▶ _Aim of the task_: Gather all lines in the records below that include the word "color".

(Dataset entries)
--*--
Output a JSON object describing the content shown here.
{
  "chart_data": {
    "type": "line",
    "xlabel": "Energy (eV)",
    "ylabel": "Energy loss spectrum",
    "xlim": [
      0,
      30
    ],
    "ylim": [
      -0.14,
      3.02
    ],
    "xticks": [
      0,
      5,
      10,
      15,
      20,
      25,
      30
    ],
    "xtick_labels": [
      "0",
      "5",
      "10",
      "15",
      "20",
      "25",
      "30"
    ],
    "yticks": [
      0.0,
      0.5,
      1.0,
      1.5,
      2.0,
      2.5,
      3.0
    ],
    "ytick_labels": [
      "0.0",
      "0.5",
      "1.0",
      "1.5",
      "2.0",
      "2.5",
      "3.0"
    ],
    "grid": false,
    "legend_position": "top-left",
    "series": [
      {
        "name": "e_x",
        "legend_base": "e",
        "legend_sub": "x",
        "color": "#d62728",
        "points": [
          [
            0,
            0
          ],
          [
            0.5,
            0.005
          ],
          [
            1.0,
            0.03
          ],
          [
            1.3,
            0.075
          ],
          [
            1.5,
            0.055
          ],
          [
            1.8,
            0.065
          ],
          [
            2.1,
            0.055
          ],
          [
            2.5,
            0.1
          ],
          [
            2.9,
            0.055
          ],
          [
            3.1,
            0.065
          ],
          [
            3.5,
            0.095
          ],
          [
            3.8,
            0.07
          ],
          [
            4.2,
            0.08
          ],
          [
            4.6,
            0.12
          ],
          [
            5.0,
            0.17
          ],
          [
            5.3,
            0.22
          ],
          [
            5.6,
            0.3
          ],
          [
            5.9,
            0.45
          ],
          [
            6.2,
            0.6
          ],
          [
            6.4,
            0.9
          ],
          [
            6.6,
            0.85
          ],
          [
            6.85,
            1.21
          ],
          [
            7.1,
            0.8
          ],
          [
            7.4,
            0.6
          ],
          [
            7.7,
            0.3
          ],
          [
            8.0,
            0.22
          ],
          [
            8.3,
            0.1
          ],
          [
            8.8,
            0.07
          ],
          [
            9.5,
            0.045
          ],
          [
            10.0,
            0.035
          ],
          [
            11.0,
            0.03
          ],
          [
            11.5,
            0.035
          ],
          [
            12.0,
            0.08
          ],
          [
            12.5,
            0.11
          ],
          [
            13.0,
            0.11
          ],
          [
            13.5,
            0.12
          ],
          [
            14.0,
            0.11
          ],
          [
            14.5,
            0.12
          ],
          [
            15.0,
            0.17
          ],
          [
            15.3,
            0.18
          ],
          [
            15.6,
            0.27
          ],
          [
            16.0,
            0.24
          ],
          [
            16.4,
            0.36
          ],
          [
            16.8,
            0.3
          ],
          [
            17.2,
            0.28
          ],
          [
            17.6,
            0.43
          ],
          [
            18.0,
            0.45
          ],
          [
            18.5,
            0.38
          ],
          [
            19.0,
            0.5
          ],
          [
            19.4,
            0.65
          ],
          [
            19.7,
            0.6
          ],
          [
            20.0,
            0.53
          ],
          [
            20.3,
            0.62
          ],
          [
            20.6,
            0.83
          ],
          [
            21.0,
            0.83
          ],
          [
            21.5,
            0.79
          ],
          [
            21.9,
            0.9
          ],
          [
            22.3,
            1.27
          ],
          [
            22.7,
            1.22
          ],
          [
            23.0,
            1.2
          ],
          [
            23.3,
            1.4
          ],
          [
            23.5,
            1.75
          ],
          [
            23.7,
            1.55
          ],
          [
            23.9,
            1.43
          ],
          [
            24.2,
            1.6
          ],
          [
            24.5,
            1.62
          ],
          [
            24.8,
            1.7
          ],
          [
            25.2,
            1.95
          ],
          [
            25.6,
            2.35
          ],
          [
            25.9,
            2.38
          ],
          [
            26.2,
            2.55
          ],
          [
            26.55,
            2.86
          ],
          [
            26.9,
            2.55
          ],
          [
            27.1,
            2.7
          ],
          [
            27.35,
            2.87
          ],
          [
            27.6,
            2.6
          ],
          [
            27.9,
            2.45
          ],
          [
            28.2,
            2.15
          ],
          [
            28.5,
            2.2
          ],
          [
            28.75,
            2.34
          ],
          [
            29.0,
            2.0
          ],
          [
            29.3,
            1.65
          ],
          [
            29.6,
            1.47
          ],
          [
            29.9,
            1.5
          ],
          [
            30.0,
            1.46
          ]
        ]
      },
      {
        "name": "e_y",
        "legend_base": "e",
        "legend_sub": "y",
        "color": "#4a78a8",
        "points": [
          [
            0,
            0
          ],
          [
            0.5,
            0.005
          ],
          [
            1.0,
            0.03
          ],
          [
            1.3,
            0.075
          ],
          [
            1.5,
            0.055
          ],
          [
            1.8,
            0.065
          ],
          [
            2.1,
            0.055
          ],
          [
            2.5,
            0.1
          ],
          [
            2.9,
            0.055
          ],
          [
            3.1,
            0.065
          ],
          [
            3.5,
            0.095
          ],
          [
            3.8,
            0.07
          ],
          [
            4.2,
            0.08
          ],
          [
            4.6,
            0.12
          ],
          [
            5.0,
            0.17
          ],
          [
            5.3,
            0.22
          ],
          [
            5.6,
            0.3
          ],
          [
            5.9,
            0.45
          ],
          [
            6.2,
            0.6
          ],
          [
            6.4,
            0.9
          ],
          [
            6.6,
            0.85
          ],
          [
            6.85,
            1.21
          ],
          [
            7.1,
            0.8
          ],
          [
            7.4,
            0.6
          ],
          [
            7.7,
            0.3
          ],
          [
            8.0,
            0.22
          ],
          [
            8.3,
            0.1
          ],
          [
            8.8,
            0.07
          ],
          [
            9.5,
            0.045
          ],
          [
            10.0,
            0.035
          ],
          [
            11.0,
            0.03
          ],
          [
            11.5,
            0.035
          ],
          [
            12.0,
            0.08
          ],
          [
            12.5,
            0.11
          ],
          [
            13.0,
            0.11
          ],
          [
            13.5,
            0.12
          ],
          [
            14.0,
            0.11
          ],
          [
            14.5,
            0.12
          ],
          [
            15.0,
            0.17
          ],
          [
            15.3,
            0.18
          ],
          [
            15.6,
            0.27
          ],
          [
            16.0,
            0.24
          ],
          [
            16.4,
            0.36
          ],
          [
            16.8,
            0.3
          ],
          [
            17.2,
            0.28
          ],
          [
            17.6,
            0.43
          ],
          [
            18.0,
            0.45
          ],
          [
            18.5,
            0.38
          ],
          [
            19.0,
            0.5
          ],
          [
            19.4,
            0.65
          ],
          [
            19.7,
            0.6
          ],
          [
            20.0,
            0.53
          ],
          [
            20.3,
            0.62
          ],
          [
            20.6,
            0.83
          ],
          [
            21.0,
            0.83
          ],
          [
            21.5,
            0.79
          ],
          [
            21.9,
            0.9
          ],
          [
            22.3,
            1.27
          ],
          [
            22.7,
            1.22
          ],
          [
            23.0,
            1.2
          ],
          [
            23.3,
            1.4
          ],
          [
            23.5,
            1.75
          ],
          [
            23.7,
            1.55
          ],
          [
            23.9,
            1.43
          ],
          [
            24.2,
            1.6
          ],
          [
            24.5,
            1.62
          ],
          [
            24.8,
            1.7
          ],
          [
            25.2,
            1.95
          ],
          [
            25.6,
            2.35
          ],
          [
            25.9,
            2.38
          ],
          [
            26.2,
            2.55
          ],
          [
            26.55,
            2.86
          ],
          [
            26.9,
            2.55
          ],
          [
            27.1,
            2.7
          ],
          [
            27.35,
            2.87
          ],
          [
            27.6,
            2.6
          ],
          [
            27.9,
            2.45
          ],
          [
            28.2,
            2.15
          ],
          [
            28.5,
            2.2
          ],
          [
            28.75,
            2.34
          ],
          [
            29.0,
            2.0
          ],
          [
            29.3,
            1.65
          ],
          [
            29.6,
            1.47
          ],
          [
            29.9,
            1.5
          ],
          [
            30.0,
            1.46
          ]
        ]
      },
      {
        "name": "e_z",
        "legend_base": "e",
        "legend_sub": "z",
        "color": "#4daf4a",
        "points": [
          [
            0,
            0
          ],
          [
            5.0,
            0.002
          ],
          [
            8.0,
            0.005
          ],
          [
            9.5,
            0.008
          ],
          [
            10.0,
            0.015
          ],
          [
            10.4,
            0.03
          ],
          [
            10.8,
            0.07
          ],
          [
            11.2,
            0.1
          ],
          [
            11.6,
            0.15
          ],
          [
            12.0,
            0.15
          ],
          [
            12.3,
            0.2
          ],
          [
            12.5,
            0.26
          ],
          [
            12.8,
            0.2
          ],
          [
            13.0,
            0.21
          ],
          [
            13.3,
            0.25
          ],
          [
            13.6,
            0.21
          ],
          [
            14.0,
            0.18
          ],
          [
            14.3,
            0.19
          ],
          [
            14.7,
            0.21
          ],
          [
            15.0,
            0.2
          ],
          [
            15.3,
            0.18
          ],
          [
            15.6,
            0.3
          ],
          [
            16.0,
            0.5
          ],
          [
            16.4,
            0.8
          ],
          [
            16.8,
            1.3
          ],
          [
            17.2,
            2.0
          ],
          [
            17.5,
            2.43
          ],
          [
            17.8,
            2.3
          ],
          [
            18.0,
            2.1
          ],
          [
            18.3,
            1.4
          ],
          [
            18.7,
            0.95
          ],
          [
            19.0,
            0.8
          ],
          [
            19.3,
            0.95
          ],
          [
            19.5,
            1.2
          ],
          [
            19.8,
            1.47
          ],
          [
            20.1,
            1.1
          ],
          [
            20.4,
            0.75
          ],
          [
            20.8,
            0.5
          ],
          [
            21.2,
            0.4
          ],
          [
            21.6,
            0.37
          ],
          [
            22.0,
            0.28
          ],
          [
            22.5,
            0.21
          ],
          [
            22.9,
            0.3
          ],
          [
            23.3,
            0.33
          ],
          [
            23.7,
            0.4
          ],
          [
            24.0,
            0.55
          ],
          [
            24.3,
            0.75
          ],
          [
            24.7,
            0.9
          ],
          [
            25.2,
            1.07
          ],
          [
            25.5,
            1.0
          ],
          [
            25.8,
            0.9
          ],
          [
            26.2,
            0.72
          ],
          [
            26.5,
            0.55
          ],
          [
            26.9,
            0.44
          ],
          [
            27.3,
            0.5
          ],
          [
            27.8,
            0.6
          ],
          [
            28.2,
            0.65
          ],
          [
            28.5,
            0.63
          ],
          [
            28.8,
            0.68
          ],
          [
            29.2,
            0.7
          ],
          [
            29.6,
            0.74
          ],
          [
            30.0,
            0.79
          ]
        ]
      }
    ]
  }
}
--*--
▶ _Answer in full_:
        "color": "#d62728",
        "color": "#4a78a8",
        "color": "#4daf4a",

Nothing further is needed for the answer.